** Begin SOURCE EXCERPT **
One of the biggest complaints I hear when talking with folks about saving using coupons is that coupons are only for processed foods. While I agree that there are loads of processed food coupons out there, there are also deals to be had on healthier, non-processed foods (you just have to work a little harder for the deals!) Here's how to save on organic food:
1. Know your best organic prices on meat and poultry purchases.
Organic meat and poultry are priced much higher than regular meat, so it's so important that you take the time to do a little research and make sure you're getting the best sale prices when purchasing organic meat for your family. Here's an idea of what stock up prices you need to watch for (note that these will vary some by area.)
- Organic Whole Chicken $2.49/lb (compare to $.89-$1.29/lb for non-organic – these prices are pretty regularly found at Costco)
- Organic Chicken Legs $2.99/lb (compare to $.79 – $.99/lb for non-organic – Trader Joes actually has organic chicken legs priced at $2.99/lb this week)
- Boneless Skinless Chicken Breast $4.49-$5.49/lb. (compare to $1.79/lb for non-organic)
- Organic Ground Beef $5.49/lb – $6.49/lb (compare to $2.99-$3.99/lb for non-organic, Aldi carries it for around $5.99-$6.99/lb depending on your area)
Also don't forget to watch meat markdowns on organics. I recently scored organic whole chickens for $.79/lb because they were nearing their expiration date. I went home and immediately cooked them, so we had plenty of organic chicken pre-cooked at an incredible price.
2. Purchase fruit and veggies when they're in season.
You'll find drastic savings on produce when you purchase it during it's peak season. Shop seasonally (find when to stock up over HERE), and make sure to know your stock up prices on produce as well. Here are the prices you want to watch for:
- Organic Apples $1.29 – $1.99/lb (compare to $.99/lb for non-organic – Fresh Thyme and Sprouts actually have organic apples for $.99/lb this week)
- Organic Avocados $1.25
- Organic Berries (strawberries, blackberries, raspberries) $2.98/6 oz container
- Organic Celery $1.49 per bunch (compare to $.79-$.99/bunch for non-organic)
** End SOURCE EXCERPT **
** Begin DATA SUPPLIED **
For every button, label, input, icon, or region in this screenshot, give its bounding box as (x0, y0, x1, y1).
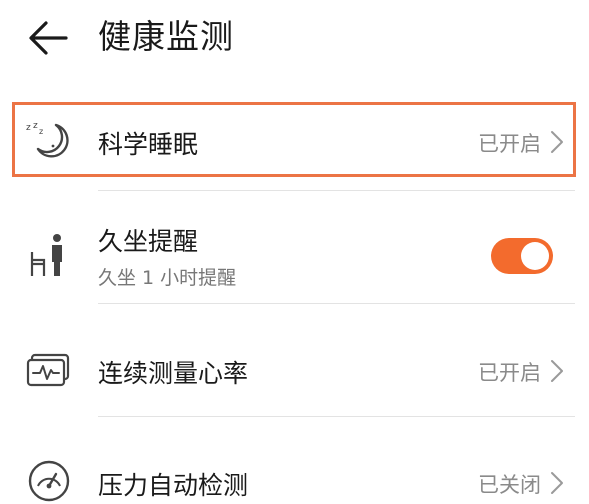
list-item-pressure[interactable]: 压力自动检测 已关闭 (0, 448, 589, 502)
page-title: 健康监测 (98, 17, 234, 56)
list-item-sublabel: 久坐 1 小时提醒 (98, 267, 237, 289)
list-item-sleep[interactable]: z z z 科学睡眠 已开启 (0, 104, 589, 176)
divider (98, 303, 575, 304)
sleep-moon-icon: z z z (26, 121, 69, 158)
sedentary-person-icon (30, 234, 62, 276)
svg-text:z: z (39, 127, 43, 136)
chevron-right-icon (551, 131, 563, 153)
toggle-knob (521, 242, 549, 270)
status-text: 已关闭 (478, 473, 541, 497)
sedentary-toggle[interactable] (491, 238, 553, 274)
header-bar: 健康监测 (0, 0, 589, 78)
back-button[interactable] (26, 18, 70, 58)
svg-text:z: z (26, 123, 31, 133)
list-item-label: 科学睡眠 (98, 130, 199, 159)
chevron-right-icon (551, 360, 563, 382)
divider (98, 190, 575, 191)
pressure-gauge-icon (28, 460, 70, 502)
status-text: 已开启 (478, 361, 541, 385)
arrow-left-icon (29, 21, 68, 55)
divider (98, 416, 575, 417)
heart-rate-monitor-icon (26, 353, 70, 387)
list-item-label: 压力自动检测 (98, 471, 249, 500)
status-text: 已开启 (478, 132, 541, 156)
chevron-right-icon (551, 472, 563, 494)
svg-text:z: z (33, 121, 38, 131)
list-item-label: 连续测量心率 (98, 359, 249, 388)
list-item-label: 久坐提醒 (98, 227, 199, 256)
list-item-heart-rate[interactable]: 连续测量心率 已开启 (0, 332, 589, 406)
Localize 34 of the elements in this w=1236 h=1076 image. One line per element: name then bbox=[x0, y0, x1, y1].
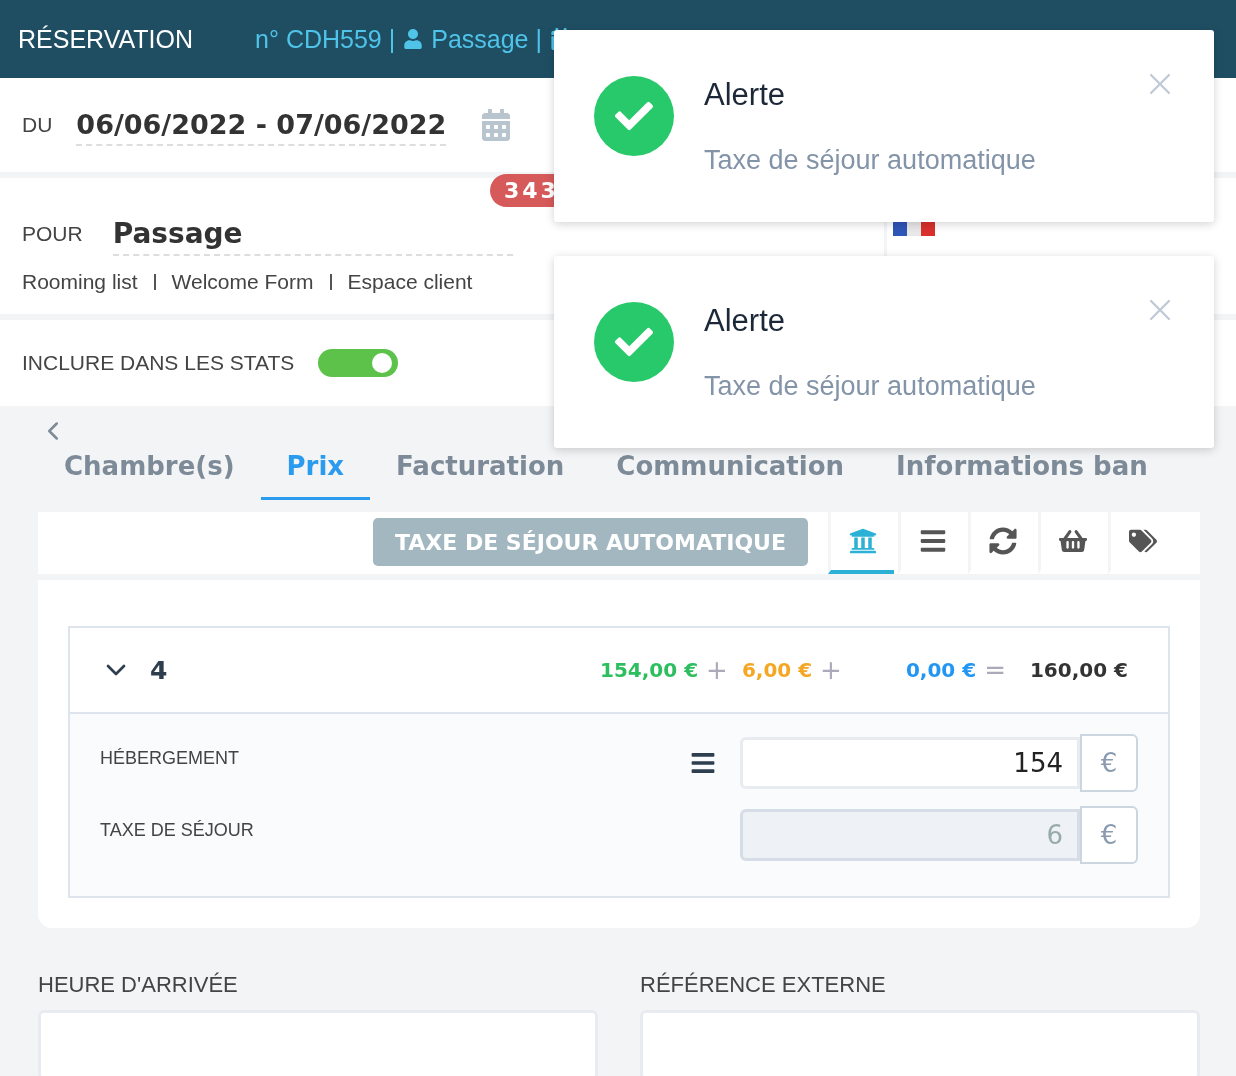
** End DATA SUPPLIED **
- _SHORT TASK 1_:
In the organic food savings article, rewrite the part from "2. Purchase fruit" to "to $.79-$.99/bunch for non-organic)", changing "Fresh Thyme" to "Whole Foods Market".
- _SHORT TASK 2_:
Continue the organic food savings article from its last line.

- _TASK RESULT 1_:
2. Purchase fruit and veggies when they're in season.
You'll find drastic savings on produce when you purchase it during it's peak season. Shop seasonally (find when to stock up over HERE), and make sure to know your stock up prices on produce as well. Here are the prices you want to watch for:
- Organic Apples $1.29 – $1.99/lb (compare to $.99/lb for non-organic – Whole Foods Market and Sprouts actually have organic apples for $.99/lb this week)
- Organic Avocados $1.25
- Organic Berries (strawberries, blackberries, raspberries) $2.98/6 oz container
- Organic Celery $1.49 per bunch (compare to $.79-$.99/bunch for non-organic)

- _TASK RESULT 2_:
- Organic Cucumbers $.99 – $1.25 each
- Organic Grapes $2.49/lb (compare to $.99/lb for non-organic)
- Organic Lettuce bunch $2 (compare to $1 for non-organic
- Organic Peaches & Pears $1.79 – $1.99/lb (compare to $.99/lb for non-organic)
- Organic Plums $1.99/lb (compare to $.99/lb for non-organic)
- Organic Potatoes $1.49/lb (compare to $.79 – $.99 for non-organic)
- Organic Red or Yellow Bell Peppers $1.49-$1.79 each (compare to $.79-$.99 each for non-organic, Fresh Thyme has organic peppers for $.99 each this week!)
- Organic Tomatoes $1.49/lb (compare to $.99/lb for non-organic)
Note: I've found the best price by far on organic salad mix at Kroger where they have a HUGE container for $3.99. I eat a salad every day for lunch and this package lasts me about 10 days (and stays fresh!)
3. Shop the frozen section for organic produce.
Organic frozen produce is often cheaper than fresh produce, so if you're looking for something specific check out your frozen organic section before paying too much.
4. Take advantage of Earth Fare, Whole Foods, Fresh Thyme and Sprouts or other specialty grocers if you have them nearby.
While the pricing at most of these stores is typically pretty high on regular groceries, if you pay close attention to their weekly sales flier you can save a bundle. Several of these stores offer extra coupons and bonus perks, so be sure to take a few minutes to check out their websites to see what they offer. Here are direct links to some coupons at these stores you don't want to miss:
Fresh Thyme & Sprouts are my all time favorite stores to find great prices on organic produce (their prices are incredible!), and both stores offer “double ad” sale days on the day the new sale starts. Plan your trips accordingly so you can save on twice as much produce when you're there.
And of course, don't miss the organic savings at Aldi. Aldi has just started a huge line of organic meat, produce, and groceries, and if you don't have time to head to a jillion stores to get every deal you can easily save when you're there.
5. Consider getting involved with a local produce box swap.
You can join a local produce co-op in your area to stock up on local grown organic and produce meat. Not sure how to get started? Go HERE to learn more.
6. Amazon and other online retailers can be great resources for some gluten free and organic foods.
I'm amazed at all the food items available from Amazon, and if you get start using Swagbucks, you can use your “Swag money” to get Amazon items for free! (It does get a little more difficult, but lately I've purchased all my peanut butter from Amazon using free gift cards from Swagbucks, and it's been shipped right to my door with free shipping and no tax. Love that!)
7. Plant a garden.
We've had a tiny garden in our back yard, and with just that little garden we hardly ever have to purchase store bought spaghetti sauces, or even items like green peppers or beans because we grow them in the summertime and freeze them for the winter. Don't forget you can freeze produce when it's in season at the best price so that you don't pay more than your stock up price during the winter months.
8. Make a menu plan.
You can buy all the organic foods in the world, but if you don't create a menu plan and use them, you've spent a lot of money with nothing to show for it. Be sure to make and stick to your menu plan so that what you purchase never goes to waste!
9. Don't waste food.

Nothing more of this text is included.